* **Data provided**
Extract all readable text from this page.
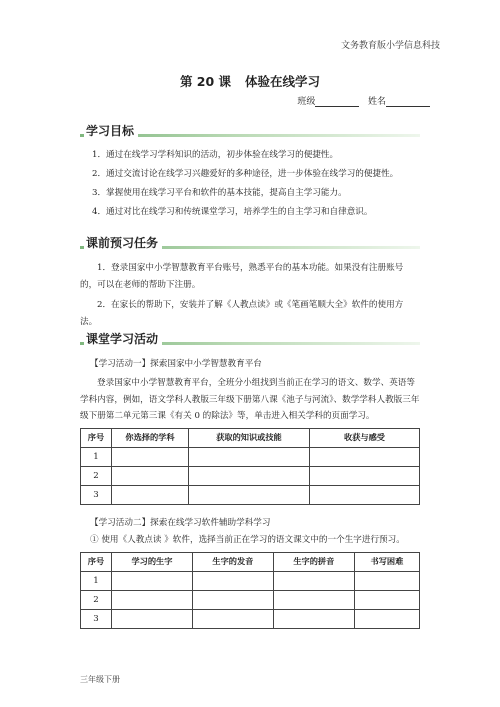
文务教育版小学信息科技
第 20 课 体验在线学习
班级	姓名
学习目标
1．通过在线学习学科知识的活动，初步体验在线学习的便捷性。
2．通过交流讨论在线学习兴趣爱好的多种途径，进一步体验在线学习的便捷性。
3．掌握使用在线学习平台和软件的基本技能，提高自主学习能力。
4．通过对比在线学习和传统课堂学习，培养学生的自主学习和自律意识。
课前预习任务
1．登录国家中小学智慧教育平台账号，熟悉平台的基本功能。如果没有注册账号的，可以在老师的帮助下注册。
2．在家长的帮助下，安装并了解《人教点读》或《笔画笔顺大全》软件的使用方法。
课堂学习活动
【学习活动一】探索国家中小学智慧教育平台
登录国家中小学智慧教育平台，全班分小组找到当前正在学习的语文、数学、英语等学科内容，例如，语文学科人教版三年级下册第八课《池子与河流》、数学学科人教版三年级下册第二单元第三课《有关 0 的除法》等，单击进入相关学科的页面学习。
序号	你选择的学科	获取的知识或技能	收获与感受
1			
2			
3			
【学习活动二】探索在线学习软件辅助学科学习
① 使用《人教点读 》软件，选择当前正在学习的语文课文中的一个生字进行预习。
序号	学习的生字	生字的发音	生字的拼音	书写困难
1				
2				
3				
三年级下册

* **Stated goal**
Extract the full listing exactly, with the pictures left out.

* **Output for this exercise**
Extract all readable text from this page.
文务教育版小学信息科技
第 20 课 体验在线学习
班级	姓名
学习目标
1．通过在线学习学科知识的活动，初步体验在线学习的便捷性。
2．通过交流讨论在线学习兴趣爱好的多种途径，进一步体验在线学习的便捷性。
3．掌握使用在线学习平台和软件的基本技能，提高自主学习能力。
4．通过对比在线学习和传统课堂学习，培养学生的自主学习和自律意识。
课前预习任务
1．登录国家中小学智慧教育平台账号，熟悉平台的基本功能。如果没有注册账号的，可以在老师的帮助下注册。
2．在家长的帮助下，安装并了解《人教点读》或《笔画笔顺大全》软件的使用方法。
课堂学习活动
【学习活动一】探索国家中小学智慧教育平台
登录国家中小学智慧教育平台，全班分小组找到当前正在学习的语文、数学、英语等学科内容，例如，语文学科人教版三年级下册第八课《池子与河流》、数学学科人教版三年级下册第二单元第三课《有关 0 的除法》等，单击进入相关学科的页面学习。
序号	你选择的学科	获取的知识或技能	收获与感受
1			
2			
3			
【学习活动二】探索在线学习软件辅助学科学习
① 使用《人教点读 》软件，选择当前正在学习的语文课文中的一个生字进行预习。
序号	学习的生字	生字的发音	生字的拼音	书写困难
1				
2				
3				
三年级下册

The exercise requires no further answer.